Select all lines with the string "placeholder" in them, and copy those lines.

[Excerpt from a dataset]
<<<<

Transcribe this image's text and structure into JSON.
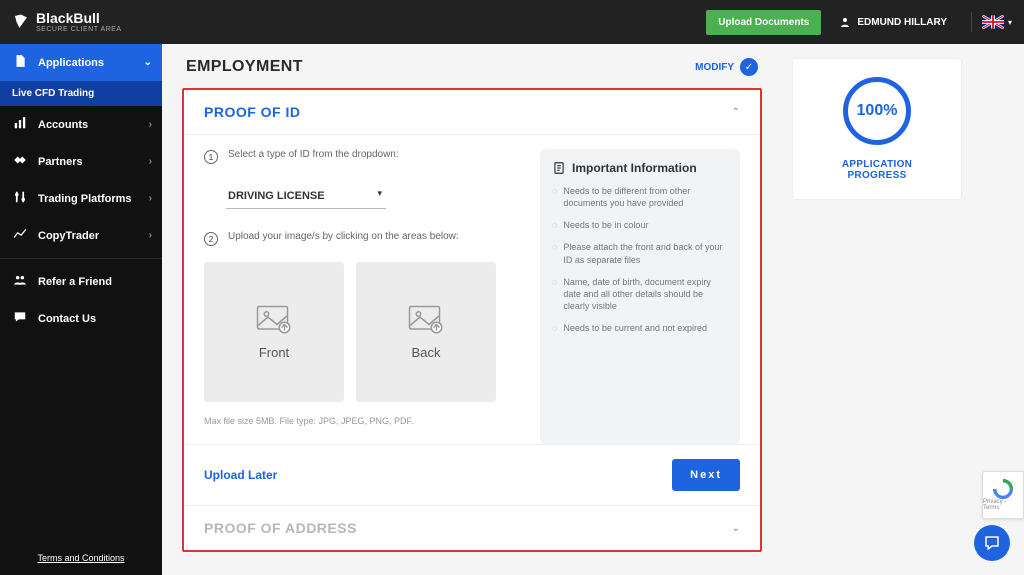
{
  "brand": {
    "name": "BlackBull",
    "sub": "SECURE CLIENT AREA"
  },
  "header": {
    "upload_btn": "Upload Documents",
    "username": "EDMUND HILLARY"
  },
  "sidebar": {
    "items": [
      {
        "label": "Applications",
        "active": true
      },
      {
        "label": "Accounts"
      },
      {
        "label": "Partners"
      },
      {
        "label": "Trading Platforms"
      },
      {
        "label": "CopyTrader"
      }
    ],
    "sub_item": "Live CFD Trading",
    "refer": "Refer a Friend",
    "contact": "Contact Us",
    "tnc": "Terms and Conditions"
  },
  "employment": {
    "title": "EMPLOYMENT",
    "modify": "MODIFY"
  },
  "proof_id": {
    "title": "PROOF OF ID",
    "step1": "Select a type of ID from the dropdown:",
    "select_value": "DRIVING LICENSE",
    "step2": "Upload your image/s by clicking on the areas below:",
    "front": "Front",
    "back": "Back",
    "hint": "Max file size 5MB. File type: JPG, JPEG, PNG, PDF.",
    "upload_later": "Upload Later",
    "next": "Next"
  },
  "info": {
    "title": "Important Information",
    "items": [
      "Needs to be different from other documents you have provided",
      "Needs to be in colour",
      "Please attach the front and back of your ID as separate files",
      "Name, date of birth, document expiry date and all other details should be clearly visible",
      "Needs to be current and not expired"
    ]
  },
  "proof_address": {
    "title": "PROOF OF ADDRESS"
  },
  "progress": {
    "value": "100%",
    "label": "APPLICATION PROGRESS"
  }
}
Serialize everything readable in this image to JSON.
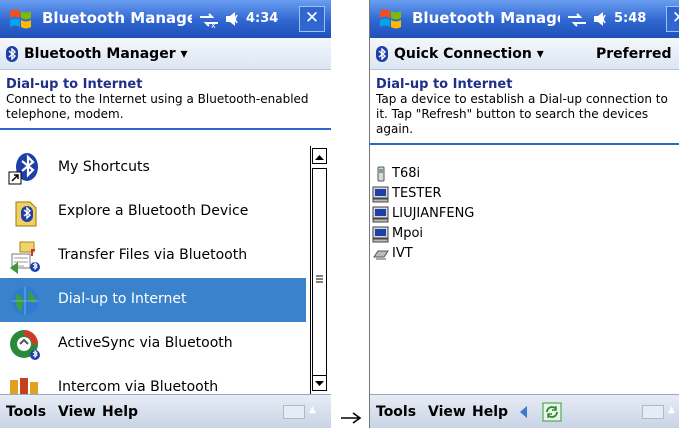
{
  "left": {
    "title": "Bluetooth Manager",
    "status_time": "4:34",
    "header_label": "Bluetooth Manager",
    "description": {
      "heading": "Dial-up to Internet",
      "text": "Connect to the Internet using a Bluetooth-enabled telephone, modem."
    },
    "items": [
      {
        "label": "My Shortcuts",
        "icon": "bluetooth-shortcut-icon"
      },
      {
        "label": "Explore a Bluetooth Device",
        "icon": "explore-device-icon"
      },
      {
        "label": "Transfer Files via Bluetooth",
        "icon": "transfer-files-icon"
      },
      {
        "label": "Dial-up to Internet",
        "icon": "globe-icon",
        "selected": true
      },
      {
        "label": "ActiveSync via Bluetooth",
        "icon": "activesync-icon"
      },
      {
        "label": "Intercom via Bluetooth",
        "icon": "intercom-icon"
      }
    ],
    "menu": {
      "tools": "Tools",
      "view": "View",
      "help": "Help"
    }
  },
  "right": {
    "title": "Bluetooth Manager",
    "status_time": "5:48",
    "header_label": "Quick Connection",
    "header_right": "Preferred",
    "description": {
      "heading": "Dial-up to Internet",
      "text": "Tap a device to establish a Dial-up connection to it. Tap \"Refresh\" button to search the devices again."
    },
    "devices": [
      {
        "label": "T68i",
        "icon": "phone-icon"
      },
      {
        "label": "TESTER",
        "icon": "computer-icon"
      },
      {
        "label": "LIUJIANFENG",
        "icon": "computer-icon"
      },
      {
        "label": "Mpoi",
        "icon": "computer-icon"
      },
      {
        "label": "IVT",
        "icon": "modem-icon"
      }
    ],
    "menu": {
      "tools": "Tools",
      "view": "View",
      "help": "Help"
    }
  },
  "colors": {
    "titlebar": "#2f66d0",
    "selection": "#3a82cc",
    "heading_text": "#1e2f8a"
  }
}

>>>>
<<<<

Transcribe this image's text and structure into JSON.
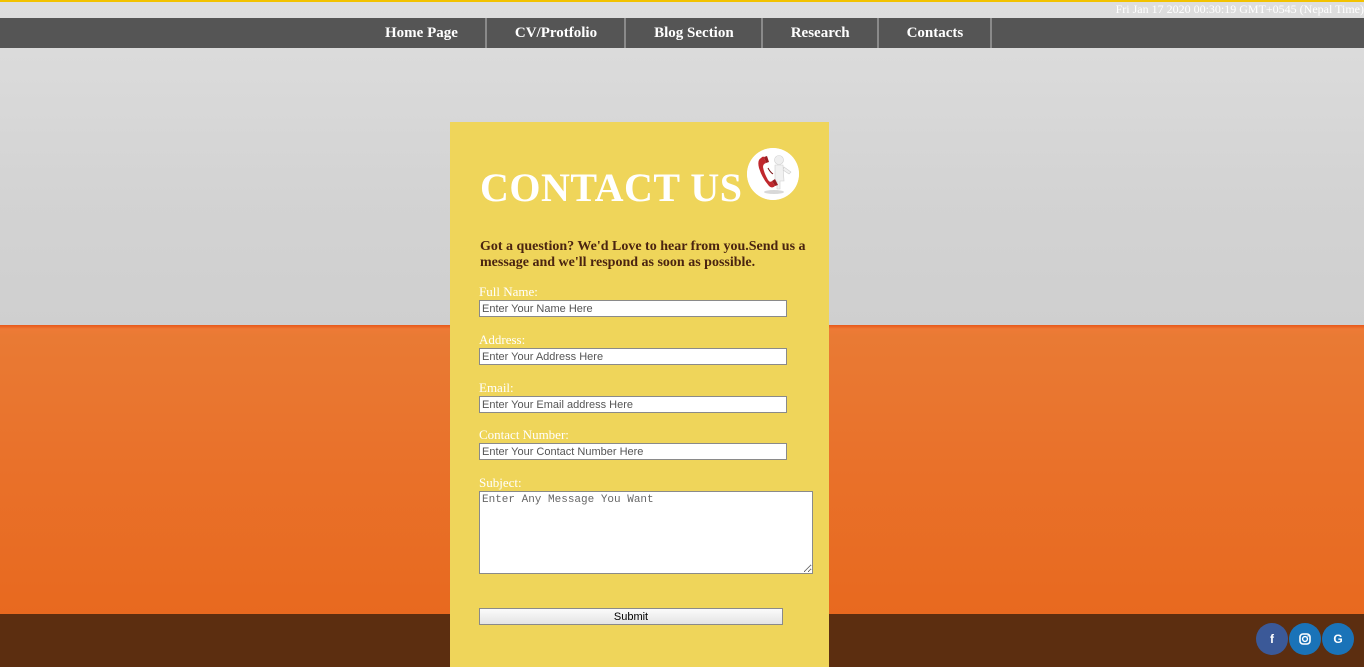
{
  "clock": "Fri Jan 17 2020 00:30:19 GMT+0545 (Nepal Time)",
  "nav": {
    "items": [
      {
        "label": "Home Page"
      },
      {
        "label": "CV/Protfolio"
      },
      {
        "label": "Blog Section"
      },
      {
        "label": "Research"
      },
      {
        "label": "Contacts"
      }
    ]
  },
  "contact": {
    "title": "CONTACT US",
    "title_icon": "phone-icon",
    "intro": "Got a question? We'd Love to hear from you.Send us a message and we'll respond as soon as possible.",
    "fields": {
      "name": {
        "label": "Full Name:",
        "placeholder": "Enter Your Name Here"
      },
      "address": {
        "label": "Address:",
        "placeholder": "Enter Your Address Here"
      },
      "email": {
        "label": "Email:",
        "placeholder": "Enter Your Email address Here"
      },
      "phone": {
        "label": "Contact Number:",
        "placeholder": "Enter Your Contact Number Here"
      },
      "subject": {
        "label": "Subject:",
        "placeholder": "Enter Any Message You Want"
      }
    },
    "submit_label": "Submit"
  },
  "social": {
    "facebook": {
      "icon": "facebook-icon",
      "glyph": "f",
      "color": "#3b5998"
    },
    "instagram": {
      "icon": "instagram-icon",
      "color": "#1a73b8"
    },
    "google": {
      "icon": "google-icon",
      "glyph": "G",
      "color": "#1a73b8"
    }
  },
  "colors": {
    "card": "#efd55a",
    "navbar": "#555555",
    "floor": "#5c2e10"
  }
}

>>>>

### Exercise result
        "placeholder": "Enter Your Name Here"
        "placeholder": "Enter Your Address Here"
        "placeholder": "Enter Your Email address Here"
        "placeholder": "Enter Your Contact Number Here"
        "placeholder": "Enter Any Message You Want"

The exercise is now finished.